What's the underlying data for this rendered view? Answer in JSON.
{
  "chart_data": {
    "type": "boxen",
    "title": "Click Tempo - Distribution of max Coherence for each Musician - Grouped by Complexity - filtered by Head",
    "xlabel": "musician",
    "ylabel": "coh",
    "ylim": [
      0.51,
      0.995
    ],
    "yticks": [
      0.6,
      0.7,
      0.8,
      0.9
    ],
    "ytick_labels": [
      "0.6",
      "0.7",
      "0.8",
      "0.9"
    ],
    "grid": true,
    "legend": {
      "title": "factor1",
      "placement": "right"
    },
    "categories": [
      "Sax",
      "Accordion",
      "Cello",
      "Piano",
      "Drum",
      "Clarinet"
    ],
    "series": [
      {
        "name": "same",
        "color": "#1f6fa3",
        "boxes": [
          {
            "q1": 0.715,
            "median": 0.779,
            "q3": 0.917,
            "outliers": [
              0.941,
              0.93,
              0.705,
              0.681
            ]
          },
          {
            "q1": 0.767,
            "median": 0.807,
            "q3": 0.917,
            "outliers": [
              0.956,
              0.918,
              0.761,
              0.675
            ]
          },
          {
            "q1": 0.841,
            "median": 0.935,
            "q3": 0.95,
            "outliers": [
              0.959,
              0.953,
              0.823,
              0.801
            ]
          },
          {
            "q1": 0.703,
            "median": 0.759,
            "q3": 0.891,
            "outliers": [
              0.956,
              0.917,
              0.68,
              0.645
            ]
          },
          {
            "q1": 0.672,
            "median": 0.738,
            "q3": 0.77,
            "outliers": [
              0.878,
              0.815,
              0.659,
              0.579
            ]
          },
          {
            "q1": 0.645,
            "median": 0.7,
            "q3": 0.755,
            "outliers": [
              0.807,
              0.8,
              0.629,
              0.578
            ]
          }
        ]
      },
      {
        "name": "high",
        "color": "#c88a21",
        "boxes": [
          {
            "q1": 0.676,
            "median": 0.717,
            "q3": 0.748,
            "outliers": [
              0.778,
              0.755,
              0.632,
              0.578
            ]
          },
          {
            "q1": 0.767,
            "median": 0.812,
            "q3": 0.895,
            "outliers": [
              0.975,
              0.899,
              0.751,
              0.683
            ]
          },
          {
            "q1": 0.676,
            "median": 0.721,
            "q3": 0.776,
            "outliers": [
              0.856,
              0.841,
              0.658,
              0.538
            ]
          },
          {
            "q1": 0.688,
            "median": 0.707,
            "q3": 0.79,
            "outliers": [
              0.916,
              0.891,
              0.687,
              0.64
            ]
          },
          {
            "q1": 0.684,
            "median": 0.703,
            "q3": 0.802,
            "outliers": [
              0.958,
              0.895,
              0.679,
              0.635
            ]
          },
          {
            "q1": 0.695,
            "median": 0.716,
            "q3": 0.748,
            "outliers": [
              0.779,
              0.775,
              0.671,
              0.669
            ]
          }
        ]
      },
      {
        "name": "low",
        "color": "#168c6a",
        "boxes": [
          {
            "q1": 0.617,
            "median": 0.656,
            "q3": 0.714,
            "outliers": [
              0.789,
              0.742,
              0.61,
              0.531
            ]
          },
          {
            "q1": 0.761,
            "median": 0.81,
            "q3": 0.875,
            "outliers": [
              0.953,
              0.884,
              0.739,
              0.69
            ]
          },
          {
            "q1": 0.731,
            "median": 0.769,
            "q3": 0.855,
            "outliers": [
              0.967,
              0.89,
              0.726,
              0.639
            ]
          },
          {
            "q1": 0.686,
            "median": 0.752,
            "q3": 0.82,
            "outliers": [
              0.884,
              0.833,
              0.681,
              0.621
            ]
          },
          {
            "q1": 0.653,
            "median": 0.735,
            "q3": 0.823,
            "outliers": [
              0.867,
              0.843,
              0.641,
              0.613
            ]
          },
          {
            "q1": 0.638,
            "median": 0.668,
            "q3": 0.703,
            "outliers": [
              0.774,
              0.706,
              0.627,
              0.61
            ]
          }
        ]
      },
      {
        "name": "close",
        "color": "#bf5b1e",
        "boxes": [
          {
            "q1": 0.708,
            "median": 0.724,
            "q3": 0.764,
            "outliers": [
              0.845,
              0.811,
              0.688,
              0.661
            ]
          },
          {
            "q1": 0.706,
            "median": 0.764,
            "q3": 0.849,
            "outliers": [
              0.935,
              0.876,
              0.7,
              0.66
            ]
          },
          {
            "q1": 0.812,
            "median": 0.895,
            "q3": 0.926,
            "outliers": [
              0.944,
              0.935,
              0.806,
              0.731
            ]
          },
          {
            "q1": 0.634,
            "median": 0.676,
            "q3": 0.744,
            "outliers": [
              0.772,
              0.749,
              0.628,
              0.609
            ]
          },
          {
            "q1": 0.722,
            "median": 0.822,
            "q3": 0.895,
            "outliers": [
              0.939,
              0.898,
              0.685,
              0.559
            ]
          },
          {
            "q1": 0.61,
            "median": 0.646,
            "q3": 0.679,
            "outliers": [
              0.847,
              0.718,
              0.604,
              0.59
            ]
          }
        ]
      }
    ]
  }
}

(AIM OF THE EXERCISE) Write every record out again, unaltered.

(FINISHED TASK)
What's the underlying data for this rendered view? Answer in JSON.
{
  "chart_data": {
    "type": "boxen",
    "title": "Click Tempo - Distribution of max Coherence for each Musician - Grouped by Complexity - filtered by Head",
    "xlabel": "musician",
    "ylabel": "coh",
    "ylim": [
      0.51,
      0.995
    ],
    "yticks": [
      0.6,
      0.7,
      0.8,
      0.9
    ],
    "ytick_labels": [
      "0.6",
      "0.7",
      "0.8",
      "0.9"
    ],
    "grid": true,
    "legend": {
      "title": "factor1",
      "placement": "right"
    },
    "categories": [
      "Sax",
      "Accordion",
      "Cello",
      "Piano",
      "Drum",
      "Clarinet"
    ],
    "series": [
      {
        "name": "same",
        "color": "#1f6fa3",
        "boxes": [
          {
            "q1": 0.715,
            "median": 0.779,
            "q3": 0.917,
            "outliers": [
              0.941,
              0.93,
              0.705,
              0.681
            ]
          },
          {
            "q1": 0.767,
            "median": 0.807,
            "q3": 0.917,
            "outliers": [
              0.956,
              0.918,
              0.761,
              0.675
            ]
          },
          {
            "q1": 0.841,
            "median": 0.935,
            "q3": 0.95,
            "outliers": [
              0.959,
              0.953,
              0.823,
              0.801
            ]
          },
          {
            "q1": 0.703,
            "median": 0.759,
            "q3": 0.891,
            "outliers": [
              0.956,
              0.917,
              0.68,
              0.645
            ]
          },
          {
            "q1": 0.672,
            "median": 0.738,
            "q3": 0.77,
            "outliers": [
              0.878,
              0.815,
              0.659,
              0.579
            ]
          },
          {
            "q1": 0.645,
            "median": 0.7,
            "q3": 0.755,
            "outliers": [
              0.807,
              0.8,
              0.629,
              0.578
            ]
          }
        ]
      },
      {
        "name": "high",
        "color": "#c88a21",
        "boxes": [
          {
            "q1": 0.676,
            "median": 0.717,
            "q3": 0.748,
            "outliers": [
              0.778,
              0.755,
              0.632,
              0.578
            ]
          },
          {
            "q1": 0.767,
            "median": 0.812,
            "q3": 0.895,
            "outliers": [
              0.975,
              0.899,
              0.751,
              0.683
            ]
          },
          {
            "q1": 0.676,
            "median": 0.721,
            "q3": 0.776,
            "outliers": [
              0.856,
              0.841,
              0.658,
              0.538
            ]
          },
          {
            "q1": 0.688,
            "median": 0.707,
            "q3": 0.79,
            "outliers": [
              0.916,
              0.891,
              0.687,
              0.64
            ]
          },
          {
            "q1": 0.684,
            "median": 0.703,
            "q3": 0.802,
            "outliers": [
              0.958,
              0.895,
              0.679,
              0.635
            ]
          },
          {
            "q1": 0.695,
            "median": 0.716,
            "q3": 0.748,
            "outliers": [
              0.779,
              0.775,
              0.671,
              0.669
            ]
          }
        ]
      },
      {
        "name": "low",
        "color": "#168c6a",
        "boxes": [
          {
            "q1": 0.617,
            "median": 0.656,
            "q3": 0.714,
            "outliers": [
              0.789,
              0.742,
              0.61,
              0.531
            ]
          },
          {
            "q1": 0.761,
            "median": 0.81,
            "q3": 0.875,
            "outliers": [
              0.953,
              0.884,
              0.739,
              0.69
            ]
          },
          {
            "q1": 0.731,
            "median": 0.769,
            "q3": 0.855,
            "outliers": [
              0.967,
              0.89,
              0.726,
              0.639
            ]
          },
          {
            "q1": 0.686,
            "median": 0.752,
            "q3": 0.82,
            "outliers": [
              0.884,
              0.833,
              0.681,
              0.621
            ]
          },
          {
            "q1": 0.653,
            "median": 0.735,
            "q3": 0.823,
            "outliers": [
              0.867,
              0.843,
              0.641,
              0.613
            ]
          },
          {
            "q1": 0.638,
            "median": 0.668,
            "q3": 0.703,
            "outliers": [
              0.774,
              0.706,
              0.627,
              0.61
            ]
          }
        ]
      },
      {
        "name": "close",
        "color": "#bf5b1e",
        "boxes": [
          {
            "q1": 0.708,
            "median": 0.724,
            "q3": 0.764,
            "outliers": [
              0.845,
              0.811,
              0.688,
              0.661
            ]
          },
          {
            "q1": 0.706,
            "median": 0.764,
            "q3": 0.849,
            "outliers": [
              0.935,
              0.876,
              0.7,
              0.66
            ]
          },
          {
            "q1": 0.812,
            "median": 0.895,
            "q3": 0.926,
            "outliers": [
              0.944,
              0.935,
              0.806,
              0.731
            ]
          },
          {
            "q1": 0.634,
            "median": 0.676,
            "q3": 0.744,
            "outliers": [
              0.772,
              0.749,
              0.628,
              0.609
            ]
          },
          {
            "q1": 0.722,
            "median": 0.822,
            "q3": 0.895,
            "outliers": [
              0.939,
              0.898,
              0.685,
              0.559
            ]
          },
          {
            "q1": 0.61,
            "median": 0.646,
            "q3": 0.679,
            "outliers": [
              0.847,
              0.718,
              0.604,
              0.59
            ]
          }
        ]
      }
    ]
  }
}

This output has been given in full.